Problem to solve. Collect every line that includes the string "this".

Saved entries
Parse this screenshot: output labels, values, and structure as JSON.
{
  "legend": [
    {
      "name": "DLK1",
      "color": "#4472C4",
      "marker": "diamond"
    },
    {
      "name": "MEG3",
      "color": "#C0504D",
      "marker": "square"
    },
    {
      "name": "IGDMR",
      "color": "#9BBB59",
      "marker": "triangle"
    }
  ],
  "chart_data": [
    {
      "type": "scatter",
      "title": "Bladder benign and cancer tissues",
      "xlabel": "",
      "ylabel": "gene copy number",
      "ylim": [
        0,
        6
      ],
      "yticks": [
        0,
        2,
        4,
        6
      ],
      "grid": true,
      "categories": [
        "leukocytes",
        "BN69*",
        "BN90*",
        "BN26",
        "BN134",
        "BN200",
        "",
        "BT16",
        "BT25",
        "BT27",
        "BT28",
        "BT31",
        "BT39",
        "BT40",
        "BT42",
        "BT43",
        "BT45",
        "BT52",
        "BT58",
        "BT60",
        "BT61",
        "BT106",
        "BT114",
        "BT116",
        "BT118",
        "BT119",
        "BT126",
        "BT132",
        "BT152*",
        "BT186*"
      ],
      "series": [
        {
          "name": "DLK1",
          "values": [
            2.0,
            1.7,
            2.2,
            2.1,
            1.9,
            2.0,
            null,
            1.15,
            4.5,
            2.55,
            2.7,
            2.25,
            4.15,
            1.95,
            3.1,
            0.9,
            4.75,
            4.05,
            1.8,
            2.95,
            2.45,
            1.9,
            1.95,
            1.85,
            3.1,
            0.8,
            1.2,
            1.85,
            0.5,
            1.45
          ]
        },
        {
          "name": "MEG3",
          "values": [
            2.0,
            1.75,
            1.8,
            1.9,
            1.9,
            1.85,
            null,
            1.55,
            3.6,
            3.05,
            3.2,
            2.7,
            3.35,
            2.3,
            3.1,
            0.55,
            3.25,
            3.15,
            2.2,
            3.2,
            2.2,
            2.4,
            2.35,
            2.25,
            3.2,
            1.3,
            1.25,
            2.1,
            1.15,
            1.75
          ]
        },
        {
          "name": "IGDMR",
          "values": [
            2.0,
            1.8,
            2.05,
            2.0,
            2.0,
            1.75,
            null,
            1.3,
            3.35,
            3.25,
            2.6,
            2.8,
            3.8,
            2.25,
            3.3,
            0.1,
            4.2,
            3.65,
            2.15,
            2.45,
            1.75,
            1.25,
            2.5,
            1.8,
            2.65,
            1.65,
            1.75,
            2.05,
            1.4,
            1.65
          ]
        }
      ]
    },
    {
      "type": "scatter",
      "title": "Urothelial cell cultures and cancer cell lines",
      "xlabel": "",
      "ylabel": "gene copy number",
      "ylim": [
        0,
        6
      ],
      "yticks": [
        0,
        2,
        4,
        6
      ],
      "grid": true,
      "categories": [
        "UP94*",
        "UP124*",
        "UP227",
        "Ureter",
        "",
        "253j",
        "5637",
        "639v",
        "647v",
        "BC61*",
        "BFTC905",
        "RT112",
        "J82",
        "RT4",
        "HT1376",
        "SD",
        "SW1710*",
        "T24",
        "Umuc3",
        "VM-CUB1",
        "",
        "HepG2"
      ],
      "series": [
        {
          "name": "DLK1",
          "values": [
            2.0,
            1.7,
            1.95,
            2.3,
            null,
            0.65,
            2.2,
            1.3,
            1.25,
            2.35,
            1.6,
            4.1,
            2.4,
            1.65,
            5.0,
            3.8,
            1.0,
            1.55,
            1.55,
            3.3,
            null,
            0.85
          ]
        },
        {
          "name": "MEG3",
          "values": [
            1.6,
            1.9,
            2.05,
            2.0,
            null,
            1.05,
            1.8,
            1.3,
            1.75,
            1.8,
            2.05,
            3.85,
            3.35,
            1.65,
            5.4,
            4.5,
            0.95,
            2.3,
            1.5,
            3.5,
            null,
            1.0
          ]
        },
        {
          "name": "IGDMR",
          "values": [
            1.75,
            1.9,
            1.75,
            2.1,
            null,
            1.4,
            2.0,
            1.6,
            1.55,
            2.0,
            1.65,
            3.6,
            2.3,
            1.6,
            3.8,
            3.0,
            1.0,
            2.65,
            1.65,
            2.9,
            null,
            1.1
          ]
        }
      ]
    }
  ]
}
...
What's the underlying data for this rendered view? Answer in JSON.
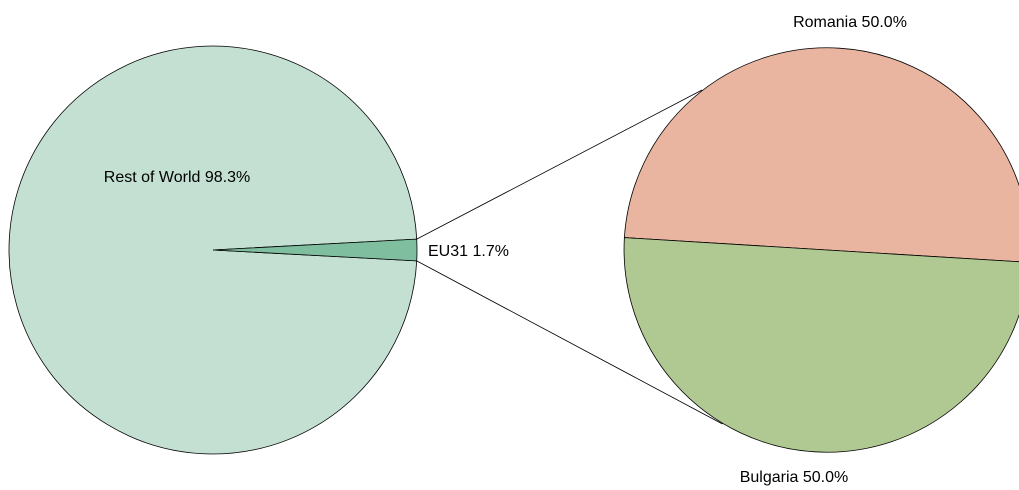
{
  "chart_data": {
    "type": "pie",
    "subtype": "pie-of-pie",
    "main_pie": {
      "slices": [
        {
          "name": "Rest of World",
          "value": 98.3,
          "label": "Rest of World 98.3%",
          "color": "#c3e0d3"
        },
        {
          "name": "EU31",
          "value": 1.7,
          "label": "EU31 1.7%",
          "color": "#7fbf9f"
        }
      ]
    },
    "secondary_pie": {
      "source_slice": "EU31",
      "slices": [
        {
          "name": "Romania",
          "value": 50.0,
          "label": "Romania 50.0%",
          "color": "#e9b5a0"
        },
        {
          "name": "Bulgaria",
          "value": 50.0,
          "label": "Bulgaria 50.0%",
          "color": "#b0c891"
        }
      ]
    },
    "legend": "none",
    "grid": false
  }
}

Written response.
Parse this screenshot: output labels, values, and structure as JSON.
What's the underlying data for this rendered view? Answer in JSON.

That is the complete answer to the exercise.